• [PROBLEM STATEMENT]
Copy each line containing the word "Read" from the records that follow, please.

(Source records)
[start]
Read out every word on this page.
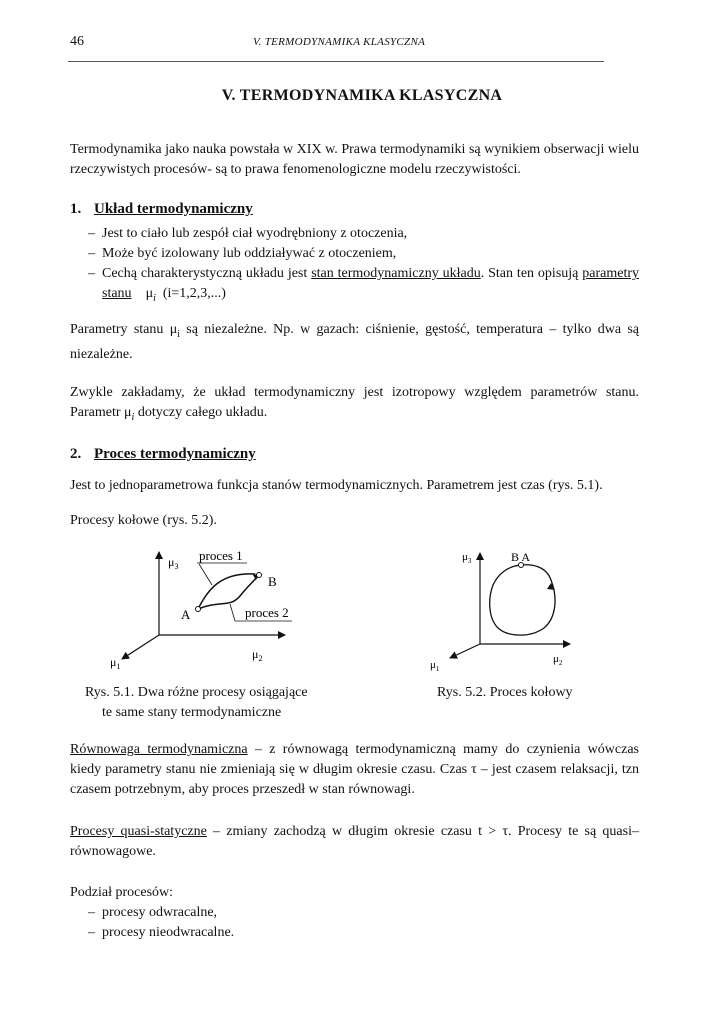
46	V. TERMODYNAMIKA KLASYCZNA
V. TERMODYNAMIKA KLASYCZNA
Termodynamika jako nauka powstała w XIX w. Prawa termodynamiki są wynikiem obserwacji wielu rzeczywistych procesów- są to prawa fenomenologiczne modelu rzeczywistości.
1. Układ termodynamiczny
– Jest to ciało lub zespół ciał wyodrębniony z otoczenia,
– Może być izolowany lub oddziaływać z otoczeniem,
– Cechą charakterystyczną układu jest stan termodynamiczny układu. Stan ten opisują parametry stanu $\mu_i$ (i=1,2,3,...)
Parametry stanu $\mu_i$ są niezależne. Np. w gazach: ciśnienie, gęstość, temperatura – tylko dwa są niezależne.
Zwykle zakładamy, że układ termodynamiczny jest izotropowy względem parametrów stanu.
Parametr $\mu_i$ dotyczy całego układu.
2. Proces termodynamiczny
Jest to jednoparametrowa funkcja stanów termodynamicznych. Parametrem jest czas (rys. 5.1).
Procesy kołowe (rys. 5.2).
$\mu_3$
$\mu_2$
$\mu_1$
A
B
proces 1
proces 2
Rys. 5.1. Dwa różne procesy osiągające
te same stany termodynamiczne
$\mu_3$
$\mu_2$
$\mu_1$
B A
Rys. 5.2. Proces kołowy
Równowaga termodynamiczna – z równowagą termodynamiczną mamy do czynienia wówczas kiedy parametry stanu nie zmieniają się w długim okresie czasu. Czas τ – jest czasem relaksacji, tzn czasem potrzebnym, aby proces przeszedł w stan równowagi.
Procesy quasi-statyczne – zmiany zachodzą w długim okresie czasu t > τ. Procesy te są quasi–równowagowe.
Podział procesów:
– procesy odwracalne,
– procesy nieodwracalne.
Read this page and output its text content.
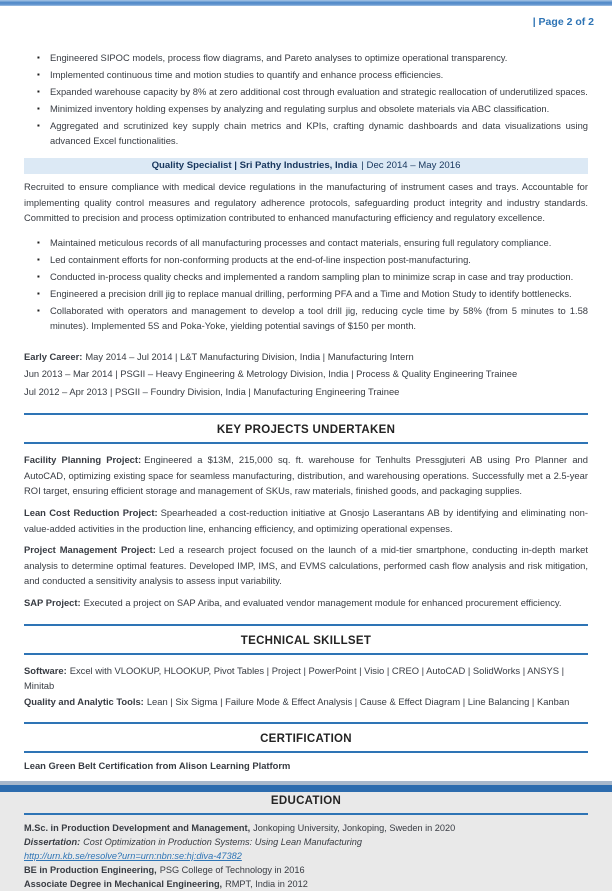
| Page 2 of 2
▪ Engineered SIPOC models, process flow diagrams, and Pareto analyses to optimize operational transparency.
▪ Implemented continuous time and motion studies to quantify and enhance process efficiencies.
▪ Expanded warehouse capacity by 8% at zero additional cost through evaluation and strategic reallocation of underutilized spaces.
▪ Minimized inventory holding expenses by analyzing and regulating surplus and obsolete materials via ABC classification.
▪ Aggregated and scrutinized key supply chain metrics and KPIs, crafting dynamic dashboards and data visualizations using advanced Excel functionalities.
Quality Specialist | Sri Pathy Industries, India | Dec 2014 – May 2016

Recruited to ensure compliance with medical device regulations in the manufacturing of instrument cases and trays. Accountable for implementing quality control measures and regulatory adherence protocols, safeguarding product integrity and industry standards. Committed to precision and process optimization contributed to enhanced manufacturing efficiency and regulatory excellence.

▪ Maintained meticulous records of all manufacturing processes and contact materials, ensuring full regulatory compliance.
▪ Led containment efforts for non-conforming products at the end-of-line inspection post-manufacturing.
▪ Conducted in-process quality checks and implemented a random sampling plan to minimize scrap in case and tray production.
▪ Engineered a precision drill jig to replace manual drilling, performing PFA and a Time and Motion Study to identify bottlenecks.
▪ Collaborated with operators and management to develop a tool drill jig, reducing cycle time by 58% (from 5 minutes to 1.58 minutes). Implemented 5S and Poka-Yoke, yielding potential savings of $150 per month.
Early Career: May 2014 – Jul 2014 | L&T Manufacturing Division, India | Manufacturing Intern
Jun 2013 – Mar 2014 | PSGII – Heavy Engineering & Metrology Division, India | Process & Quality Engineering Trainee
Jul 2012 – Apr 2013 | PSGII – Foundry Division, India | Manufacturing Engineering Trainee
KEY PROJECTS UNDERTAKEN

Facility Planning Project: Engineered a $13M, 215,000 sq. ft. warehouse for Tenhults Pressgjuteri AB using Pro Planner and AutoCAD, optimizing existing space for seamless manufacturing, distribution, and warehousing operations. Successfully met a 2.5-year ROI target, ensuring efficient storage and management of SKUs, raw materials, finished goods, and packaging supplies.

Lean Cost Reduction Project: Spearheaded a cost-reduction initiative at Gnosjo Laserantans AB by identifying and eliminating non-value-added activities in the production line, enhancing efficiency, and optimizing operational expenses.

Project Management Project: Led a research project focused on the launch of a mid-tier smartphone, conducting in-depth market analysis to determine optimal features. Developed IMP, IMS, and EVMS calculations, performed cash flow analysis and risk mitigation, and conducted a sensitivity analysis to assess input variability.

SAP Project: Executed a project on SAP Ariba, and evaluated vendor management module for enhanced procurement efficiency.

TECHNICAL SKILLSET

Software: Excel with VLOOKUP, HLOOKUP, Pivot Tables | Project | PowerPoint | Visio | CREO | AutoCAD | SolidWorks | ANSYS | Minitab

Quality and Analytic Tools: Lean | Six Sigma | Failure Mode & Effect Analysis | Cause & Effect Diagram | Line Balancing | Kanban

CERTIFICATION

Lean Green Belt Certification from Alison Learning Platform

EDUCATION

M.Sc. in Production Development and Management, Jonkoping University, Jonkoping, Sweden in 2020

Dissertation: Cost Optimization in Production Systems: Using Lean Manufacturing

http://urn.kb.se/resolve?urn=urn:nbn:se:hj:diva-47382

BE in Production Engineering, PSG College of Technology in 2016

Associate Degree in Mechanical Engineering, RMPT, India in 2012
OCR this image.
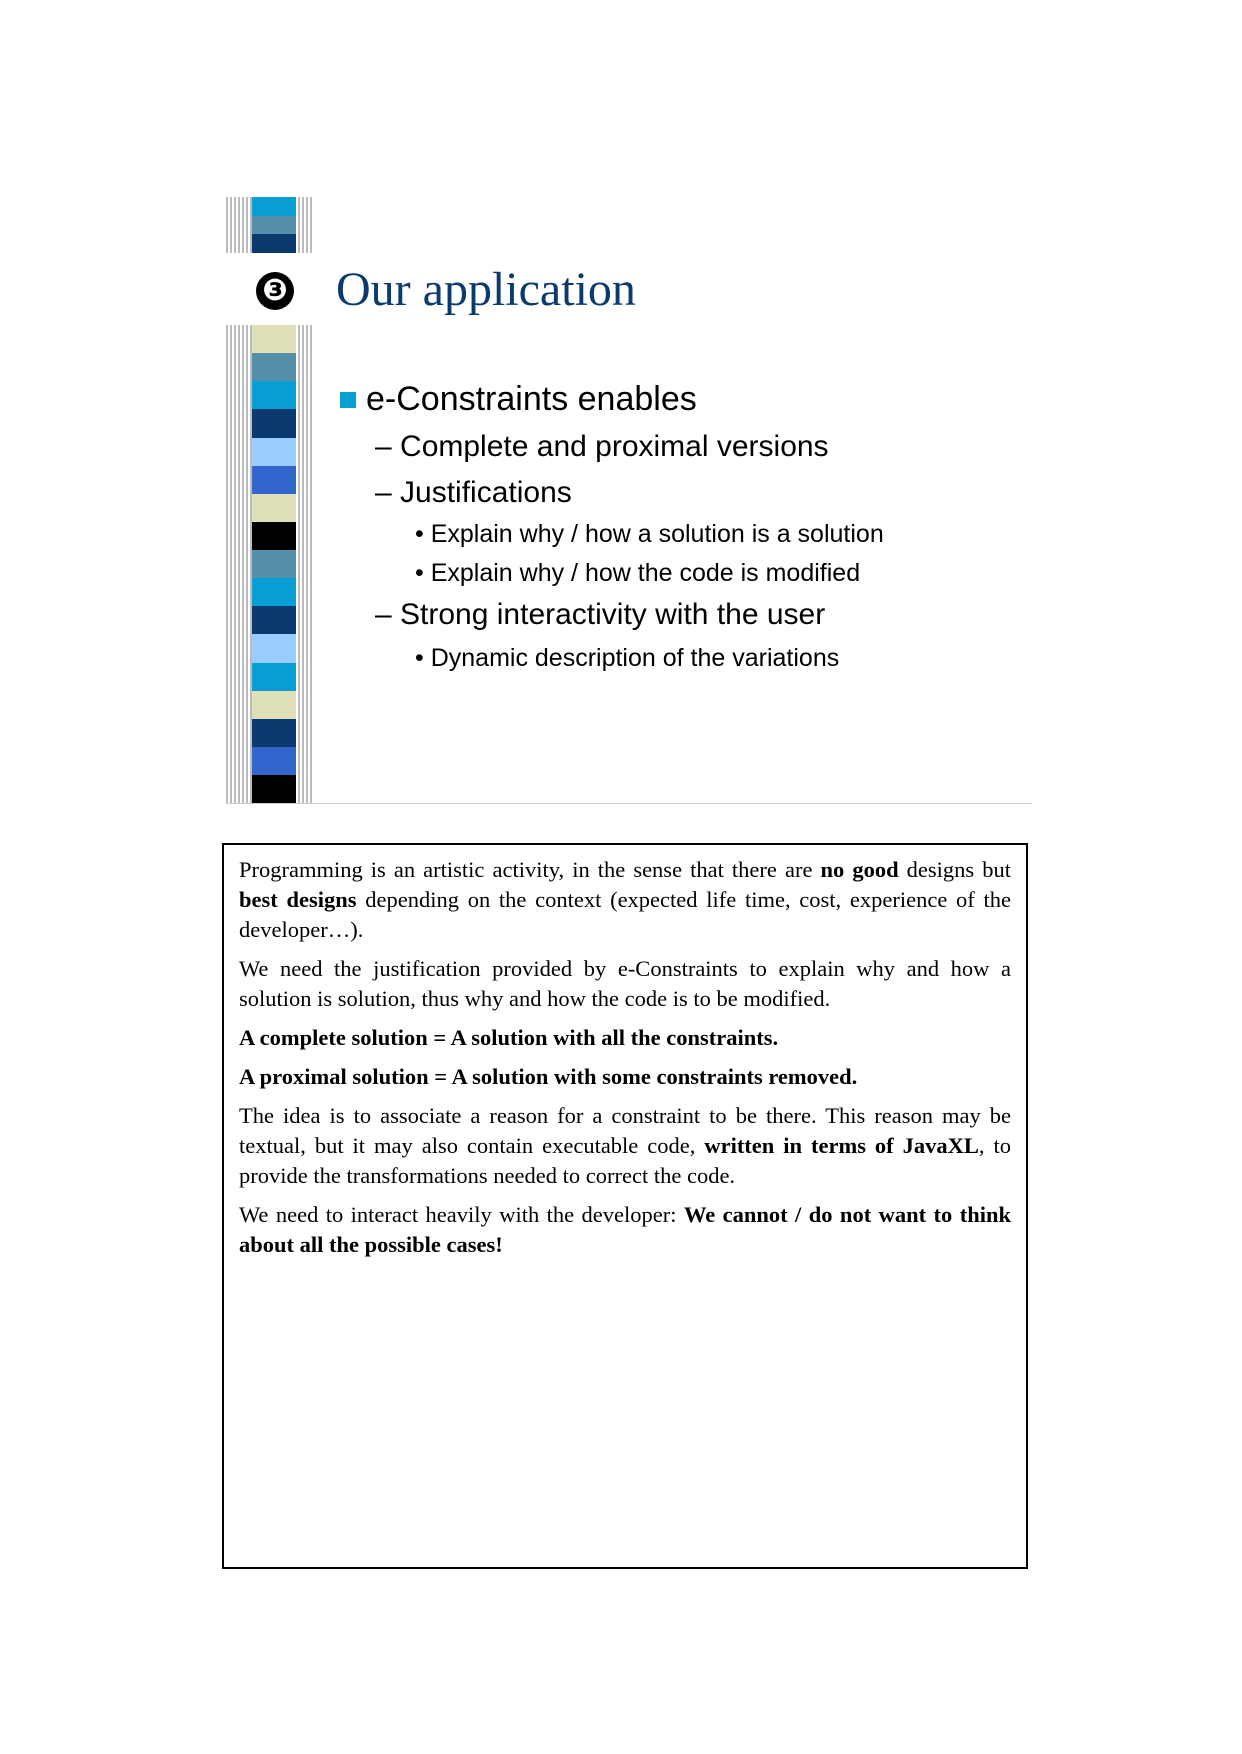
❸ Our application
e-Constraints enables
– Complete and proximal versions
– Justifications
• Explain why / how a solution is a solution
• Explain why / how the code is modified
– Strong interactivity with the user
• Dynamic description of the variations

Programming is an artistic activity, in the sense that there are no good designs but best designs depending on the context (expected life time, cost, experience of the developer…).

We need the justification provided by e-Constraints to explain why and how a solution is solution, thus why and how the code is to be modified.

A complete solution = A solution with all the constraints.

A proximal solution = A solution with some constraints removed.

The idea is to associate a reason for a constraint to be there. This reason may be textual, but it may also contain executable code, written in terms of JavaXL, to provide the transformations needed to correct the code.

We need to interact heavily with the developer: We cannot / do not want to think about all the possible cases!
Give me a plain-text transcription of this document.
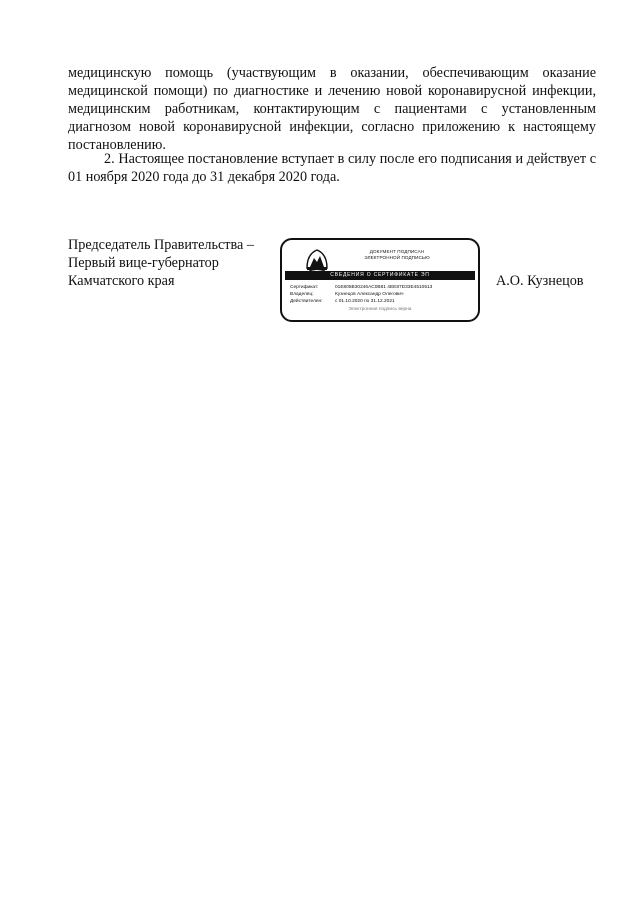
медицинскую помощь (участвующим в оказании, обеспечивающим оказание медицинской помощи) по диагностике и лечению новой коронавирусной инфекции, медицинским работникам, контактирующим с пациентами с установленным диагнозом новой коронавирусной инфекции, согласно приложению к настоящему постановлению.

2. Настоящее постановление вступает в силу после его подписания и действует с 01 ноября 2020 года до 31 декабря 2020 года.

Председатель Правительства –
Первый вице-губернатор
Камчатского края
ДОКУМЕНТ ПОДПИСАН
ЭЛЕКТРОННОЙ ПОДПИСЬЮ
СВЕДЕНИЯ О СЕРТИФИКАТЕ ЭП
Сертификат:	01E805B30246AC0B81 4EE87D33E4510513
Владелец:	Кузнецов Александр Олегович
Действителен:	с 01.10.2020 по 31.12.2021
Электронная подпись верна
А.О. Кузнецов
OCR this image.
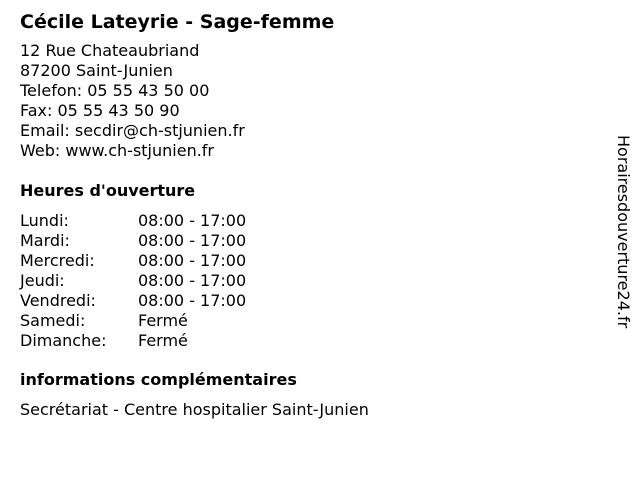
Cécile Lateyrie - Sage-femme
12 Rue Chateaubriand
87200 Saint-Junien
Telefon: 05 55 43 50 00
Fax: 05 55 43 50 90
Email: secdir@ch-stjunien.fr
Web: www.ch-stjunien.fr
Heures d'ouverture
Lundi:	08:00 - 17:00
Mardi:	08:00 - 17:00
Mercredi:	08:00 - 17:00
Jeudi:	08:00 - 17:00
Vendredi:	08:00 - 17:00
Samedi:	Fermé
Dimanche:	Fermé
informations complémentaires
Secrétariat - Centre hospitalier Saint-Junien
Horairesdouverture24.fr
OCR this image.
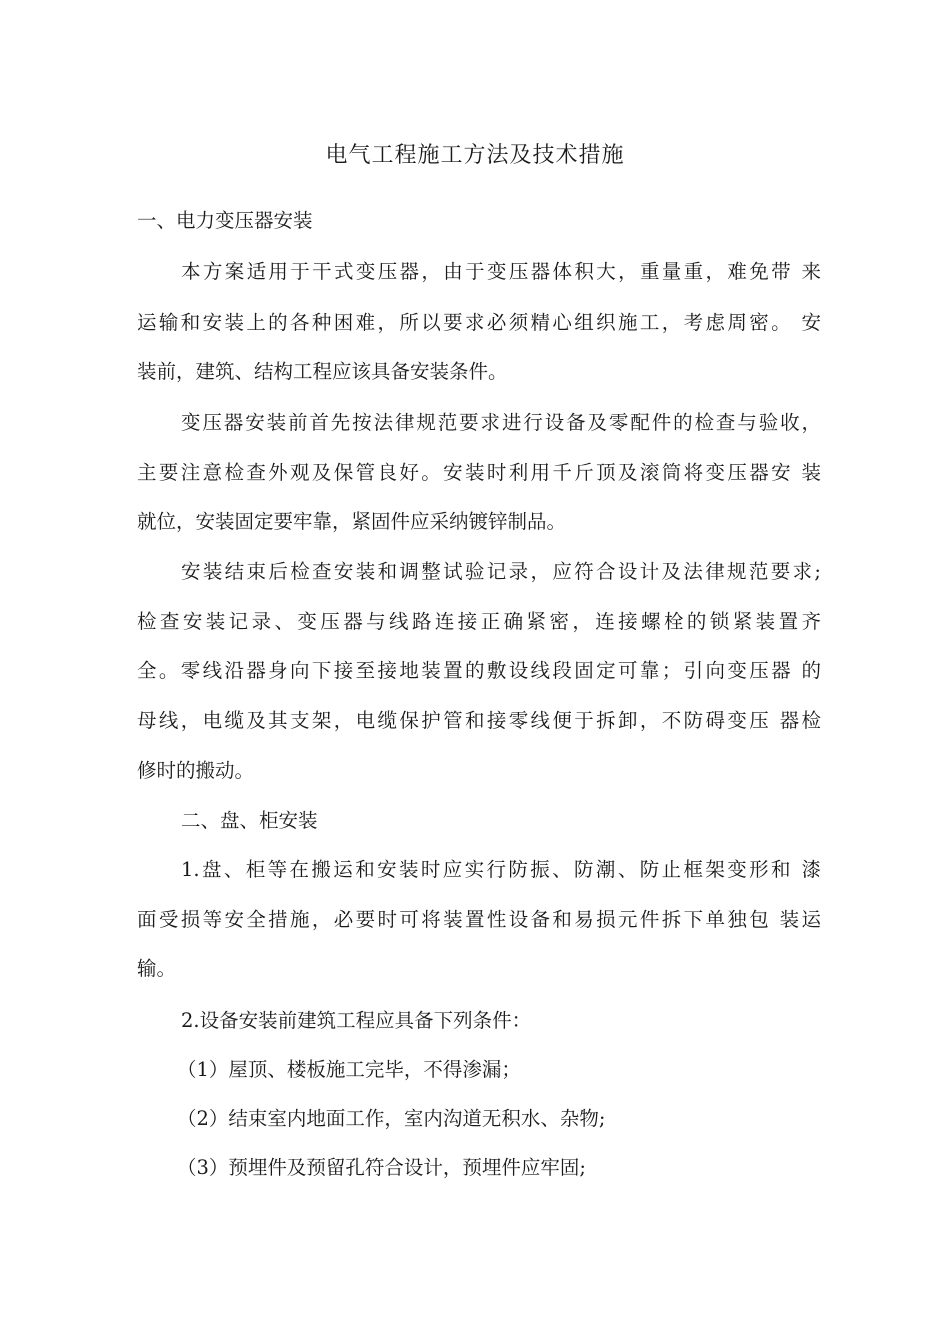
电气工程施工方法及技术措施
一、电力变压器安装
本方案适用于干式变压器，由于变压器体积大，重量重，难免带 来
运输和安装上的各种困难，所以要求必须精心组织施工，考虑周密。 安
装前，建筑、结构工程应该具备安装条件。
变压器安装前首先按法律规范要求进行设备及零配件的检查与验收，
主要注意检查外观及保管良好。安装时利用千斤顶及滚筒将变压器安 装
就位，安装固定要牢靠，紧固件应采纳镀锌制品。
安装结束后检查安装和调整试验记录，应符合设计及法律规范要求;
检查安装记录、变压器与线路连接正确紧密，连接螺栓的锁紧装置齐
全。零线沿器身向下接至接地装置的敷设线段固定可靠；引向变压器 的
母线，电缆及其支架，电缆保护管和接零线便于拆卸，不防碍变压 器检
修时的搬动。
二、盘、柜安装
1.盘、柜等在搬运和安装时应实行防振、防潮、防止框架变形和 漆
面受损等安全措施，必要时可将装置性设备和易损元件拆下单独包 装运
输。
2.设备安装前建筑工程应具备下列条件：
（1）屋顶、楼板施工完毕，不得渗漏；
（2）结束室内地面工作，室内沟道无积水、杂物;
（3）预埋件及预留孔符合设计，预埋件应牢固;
[end]
• [TASK ANSWER]
Read out every word on this page.
Read this page and output its text content.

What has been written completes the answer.